:: Data for this exercise ::
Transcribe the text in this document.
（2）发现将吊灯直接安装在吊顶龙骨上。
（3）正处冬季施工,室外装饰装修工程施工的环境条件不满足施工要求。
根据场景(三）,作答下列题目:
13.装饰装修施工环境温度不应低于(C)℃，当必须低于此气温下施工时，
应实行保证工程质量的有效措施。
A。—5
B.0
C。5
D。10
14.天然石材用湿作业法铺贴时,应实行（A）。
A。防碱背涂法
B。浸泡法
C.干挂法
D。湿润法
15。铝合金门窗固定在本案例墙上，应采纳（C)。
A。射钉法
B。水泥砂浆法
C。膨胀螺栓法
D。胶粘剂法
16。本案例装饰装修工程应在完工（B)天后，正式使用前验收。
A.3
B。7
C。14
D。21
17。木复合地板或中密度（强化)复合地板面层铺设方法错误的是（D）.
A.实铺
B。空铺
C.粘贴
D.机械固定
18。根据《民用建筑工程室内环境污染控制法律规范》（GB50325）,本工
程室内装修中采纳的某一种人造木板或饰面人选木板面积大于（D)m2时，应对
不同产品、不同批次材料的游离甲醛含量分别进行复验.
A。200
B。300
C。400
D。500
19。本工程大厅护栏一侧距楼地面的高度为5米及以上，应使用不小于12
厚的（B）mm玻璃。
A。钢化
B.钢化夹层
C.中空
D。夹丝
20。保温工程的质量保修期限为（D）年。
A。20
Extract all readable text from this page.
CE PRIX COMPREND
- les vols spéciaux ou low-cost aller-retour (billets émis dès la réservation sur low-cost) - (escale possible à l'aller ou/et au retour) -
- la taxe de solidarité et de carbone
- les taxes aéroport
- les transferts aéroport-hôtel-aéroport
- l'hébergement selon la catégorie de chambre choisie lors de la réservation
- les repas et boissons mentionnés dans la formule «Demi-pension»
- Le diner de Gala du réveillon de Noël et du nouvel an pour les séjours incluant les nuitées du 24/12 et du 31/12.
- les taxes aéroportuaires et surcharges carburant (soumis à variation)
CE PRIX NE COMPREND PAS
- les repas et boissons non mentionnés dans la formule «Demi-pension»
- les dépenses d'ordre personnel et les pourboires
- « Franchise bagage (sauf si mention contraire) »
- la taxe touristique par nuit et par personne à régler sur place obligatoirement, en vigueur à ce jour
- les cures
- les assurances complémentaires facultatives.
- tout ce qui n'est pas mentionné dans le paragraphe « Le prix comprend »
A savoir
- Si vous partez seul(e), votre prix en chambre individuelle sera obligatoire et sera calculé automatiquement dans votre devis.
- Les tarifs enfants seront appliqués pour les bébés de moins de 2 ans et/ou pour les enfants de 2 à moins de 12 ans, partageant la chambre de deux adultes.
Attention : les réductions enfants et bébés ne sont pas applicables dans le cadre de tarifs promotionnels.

:: Aim ::
Extract every line that has the string "repas" in it.

:: Output for this task ::
- les repas et boissons mentionnés dans la formule «Demi-pension»
- les repas et boissons non mentionnés dans la formule «Demi-pension»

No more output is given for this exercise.